[Begin ENTRIES SUPPLIED]
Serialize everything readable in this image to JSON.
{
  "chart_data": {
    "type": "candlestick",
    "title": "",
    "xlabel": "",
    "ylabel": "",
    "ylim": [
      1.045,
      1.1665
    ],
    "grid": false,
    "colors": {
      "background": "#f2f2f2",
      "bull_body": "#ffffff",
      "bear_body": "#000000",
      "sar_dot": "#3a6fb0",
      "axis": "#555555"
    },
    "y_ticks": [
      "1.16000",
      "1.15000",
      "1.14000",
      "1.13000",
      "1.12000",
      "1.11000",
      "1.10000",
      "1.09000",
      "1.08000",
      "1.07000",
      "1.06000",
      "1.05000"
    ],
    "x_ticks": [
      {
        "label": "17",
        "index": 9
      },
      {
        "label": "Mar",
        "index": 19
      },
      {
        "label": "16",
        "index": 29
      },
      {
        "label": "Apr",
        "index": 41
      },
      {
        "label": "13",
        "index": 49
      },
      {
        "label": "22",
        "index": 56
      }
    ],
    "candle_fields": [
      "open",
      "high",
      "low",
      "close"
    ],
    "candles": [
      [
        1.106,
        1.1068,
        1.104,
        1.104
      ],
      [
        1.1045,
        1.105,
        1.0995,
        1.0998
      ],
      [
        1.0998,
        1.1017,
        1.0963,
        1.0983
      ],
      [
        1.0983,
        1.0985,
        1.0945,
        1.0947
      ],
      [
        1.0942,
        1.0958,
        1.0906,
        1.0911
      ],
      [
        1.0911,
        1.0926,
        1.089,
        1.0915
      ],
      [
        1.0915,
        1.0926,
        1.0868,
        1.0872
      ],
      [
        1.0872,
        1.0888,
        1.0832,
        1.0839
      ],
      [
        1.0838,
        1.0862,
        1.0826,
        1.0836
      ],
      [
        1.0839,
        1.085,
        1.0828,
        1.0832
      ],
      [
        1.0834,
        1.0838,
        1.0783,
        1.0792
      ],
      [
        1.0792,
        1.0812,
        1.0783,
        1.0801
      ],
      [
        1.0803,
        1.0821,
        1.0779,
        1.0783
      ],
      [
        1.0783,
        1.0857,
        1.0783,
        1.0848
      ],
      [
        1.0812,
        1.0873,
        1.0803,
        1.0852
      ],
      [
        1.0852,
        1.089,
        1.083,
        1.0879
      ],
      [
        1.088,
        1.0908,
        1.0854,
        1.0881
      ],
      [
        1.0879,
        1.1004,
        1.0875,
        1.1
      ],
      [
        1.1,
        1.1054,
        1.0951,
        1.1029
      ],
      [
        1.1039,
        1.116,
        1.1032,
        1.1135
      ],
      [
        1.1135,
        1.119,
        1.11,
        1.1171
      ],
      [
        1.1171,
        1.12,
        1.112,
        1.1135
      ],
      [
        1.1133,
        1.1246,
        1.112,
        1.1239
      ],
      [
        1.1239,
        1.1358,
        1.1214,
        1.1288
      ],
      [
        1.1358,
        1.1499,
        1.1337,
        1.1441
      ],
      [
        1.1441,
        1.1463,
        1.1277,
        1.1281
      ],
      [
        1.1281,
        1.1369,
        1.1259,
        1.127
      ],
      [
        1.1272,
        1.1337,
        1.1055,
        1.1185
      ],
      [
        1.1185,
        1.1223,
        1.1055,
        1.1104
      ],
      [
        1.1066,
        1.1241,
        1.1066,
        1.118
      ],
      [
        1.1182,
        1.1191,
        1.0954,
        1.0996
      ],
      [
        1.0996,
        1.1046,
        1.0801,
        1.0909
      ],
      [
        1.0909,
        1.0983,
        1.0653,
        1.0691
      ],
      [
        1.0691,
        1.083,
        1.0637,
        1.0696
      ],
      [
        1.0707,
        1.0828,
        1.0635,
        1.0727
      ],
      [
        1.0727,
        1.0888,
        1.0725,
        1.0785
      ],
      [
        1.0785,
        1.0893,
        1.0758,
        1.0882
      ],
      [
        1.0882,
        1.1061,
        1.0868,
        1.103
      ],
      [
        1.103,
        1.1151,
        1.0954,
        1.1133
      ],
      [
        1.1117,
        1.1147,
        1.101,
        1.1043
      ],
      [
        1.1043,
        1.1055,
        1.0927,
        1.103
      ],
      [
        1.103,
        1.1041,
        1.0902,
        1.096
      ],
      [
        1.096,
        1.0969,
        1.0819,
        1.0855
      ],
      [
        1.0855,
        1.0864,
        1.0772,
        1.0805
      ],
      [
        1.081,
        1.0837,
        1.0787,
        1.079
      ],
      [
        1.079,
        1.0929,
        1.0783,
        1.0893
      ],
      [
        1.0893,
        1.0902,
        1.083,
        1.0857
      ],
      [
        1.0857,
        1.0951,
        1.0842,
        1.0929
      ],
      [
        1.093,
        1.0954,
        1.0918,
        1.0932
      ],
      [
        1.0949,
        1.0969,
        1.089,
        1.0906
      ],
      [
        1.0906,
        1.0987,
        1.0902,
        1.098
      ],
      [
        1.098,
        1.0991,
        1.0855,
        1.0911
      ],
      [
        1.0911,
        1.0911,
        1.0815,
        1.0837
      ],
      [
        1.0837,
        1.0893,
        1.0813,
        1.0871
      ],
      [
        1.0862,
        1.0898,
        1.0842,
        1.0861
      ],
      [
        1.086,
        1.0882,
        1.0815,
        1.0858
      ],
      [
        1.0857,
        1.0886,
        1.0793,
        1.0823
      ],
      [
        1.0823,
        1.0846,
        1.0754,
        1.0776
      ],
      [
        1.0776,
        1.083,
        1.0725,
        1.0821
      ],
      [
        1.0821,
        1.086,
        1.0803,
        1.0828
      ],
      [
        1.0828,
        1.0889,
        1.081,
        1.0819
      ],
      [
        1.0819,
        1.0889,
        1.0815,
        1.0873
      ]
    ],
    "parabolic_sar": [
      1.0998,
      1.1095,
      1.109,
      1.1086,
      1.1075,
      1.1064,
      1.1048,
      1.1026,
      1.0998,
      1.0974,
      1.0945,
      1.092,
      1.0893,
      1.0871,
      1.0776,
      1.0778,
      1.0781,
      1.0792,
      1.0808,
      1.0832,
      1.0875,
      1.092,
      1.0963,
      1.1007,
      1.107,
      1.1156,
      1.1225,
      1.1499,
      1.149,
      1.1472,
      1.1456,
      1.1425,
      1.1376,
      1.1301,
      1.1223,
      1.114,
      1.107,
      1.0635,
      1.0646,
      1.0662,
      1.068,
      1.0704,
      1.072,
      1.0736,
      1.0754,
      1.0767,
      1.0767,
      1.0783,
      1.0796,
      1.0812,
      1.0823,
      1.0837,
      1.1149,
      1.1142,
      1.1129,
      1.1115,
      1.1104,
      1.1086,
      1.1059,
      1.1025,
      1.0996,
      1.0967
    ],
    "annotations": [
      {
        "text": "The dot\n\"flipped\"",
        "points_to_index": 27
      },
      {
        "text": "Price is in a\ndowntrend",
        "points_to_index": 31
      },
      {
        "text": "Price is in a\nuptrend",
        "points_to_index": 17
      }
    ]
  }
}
[End ENTRIES SUPPLIED]
» **TASK**
From the listing above, copy every line that holds the string "Price".

» **OUTPUT**
        "text": "Price is in a\ndowntrend",
        "text": "Price is in a\nuptrend",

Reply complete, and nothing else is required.